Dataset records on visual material
####
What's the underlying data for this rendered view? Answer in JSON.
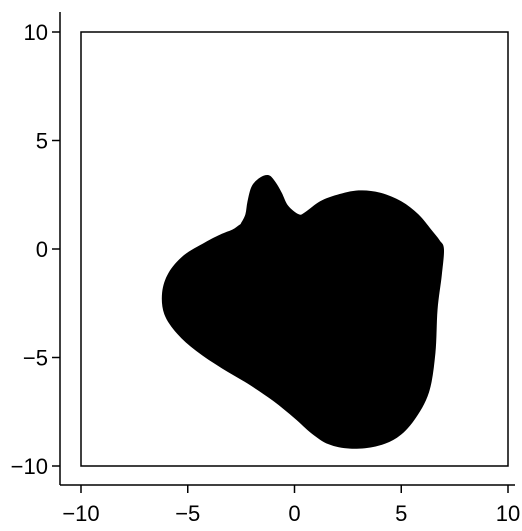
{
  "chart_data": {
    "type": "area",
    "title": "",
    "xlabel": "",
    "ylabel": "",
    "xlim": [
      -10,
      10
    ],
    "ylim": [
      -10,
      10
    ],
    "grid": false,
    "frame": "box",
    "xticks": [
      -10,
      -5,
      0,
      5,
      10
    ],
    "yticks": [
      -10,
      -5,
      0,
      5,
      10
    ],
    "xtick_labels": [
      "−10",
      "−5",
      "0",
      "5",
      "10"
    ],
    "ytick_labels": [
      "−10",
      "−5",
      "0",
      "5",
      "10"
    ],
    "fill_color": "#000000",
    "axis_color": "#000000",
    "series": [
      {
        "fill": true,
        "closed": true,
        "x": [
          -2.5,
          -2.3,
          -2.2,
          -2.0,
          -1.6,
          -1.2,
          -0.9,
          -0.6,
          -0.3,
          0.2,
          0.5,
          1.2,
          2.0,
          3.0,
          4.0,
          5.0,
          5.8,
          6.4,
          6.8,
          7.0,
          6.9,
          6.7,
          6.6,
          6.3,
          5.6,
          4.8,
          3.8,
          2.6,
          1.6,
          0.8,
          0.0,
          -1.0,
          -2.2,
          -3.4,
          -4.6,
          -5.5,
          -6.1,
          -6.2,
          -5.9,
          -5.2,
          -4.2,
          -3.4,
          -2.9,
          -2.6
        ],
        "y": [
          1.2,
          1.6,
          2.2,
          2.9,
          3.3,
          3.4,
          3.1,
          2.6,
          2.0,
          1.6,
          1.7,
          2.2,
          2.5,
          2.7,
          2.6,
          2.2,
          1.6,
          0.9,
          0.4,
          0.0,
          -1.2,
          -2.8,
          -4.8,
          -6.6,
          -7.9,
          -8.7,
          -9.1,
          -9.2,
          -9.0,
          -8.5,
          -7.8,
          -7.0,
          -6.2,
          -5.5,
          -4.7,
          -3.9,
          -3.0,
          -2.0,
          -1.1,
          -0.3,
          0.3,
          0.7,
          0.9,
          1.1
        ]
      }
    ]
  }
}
####
▶ [Problem to solve] Exclude the images, then output the data above word for word.

▶ [Answer for this exercise]
What's the underlying data for this rendered view? Answer in JSON.
{
  "chart_data": {
    "type": "area",
    "title": "",
    "xlabel": "",
    "ylabel": "",
    "xlim": [
      -10,
      10
    ],
    "ylim": [
      -10,
      10
    ],
    "grid": false,
    "frame": "box",
    "xticks": [
      -10,
      -5,
      0,
      5,
      10
    ],
    "yticks": [
      -10,
      -5,
      0,
      5,
      10
    ],
    "xtick_labels": [
      "−10",
      "−5",
      "0",
      "5",
      "10"
    ],
    "ytick_labels": [
      "−10",
      "−5",
      "0",
      "5",
      "10"
    ],
    "fill_color": "#000000",
    "axis_color": "#000000",
    "series": [
      {
        "fill": true,
        "closed": true,
        "x": [
          -2.5,
          -2.3,
          -2.2,
          -2.0,
          -1.6,
          -1.2,
          -0.9,
          -0.6,
          -0.3,
          0.2,
          0.5,
          1.2,
          2.0,
          3.0,
          4.0,
          5.0,
          5.8,
          6.4,
          6.8,
          7.0,
          6.9,
          6.7,
          6.6,
          6.3,
          5.6,
          4.8,
          3.8,
          2.6,
          1.6,
          0.8,
          0.0,
          -1.0,
          -2.2,
          -3.4,
          -4.6,
          -5.5,
          -6.1,
          -6.2,
          -5.9,
          -5.2,
          -4.2,
          -3.4,
          -2.9,
          -2.6
        ],
        "y": [
          1.2,
          1.6,
          2.2,
          2.9,
          3.3,
          3.4,
          3.1,
          2.6,
          2.0,
          1.6,
          1.7,
          2.2,
          2.5,
          2.7,
          2.6,
          2.2,
          1.6,
          0.9,
          0.4,
          0.0,
          -1.2,
          -2.8,
          -4.8,
          -6.6,
          -7.9,
          -8.7,
          -9.1,
          -9.2,
          -9.0,
          -8.5,
          -7.8,
          -7.0,
          -6.2,
          -5.5,
          -4.7,
          -3.9,
          -3.0,
          -2.0,
          -1.1,
          -0.3,
          0.3,
          0.7,
          0.9,
          1.1
        ]
      }
    ]
  }
}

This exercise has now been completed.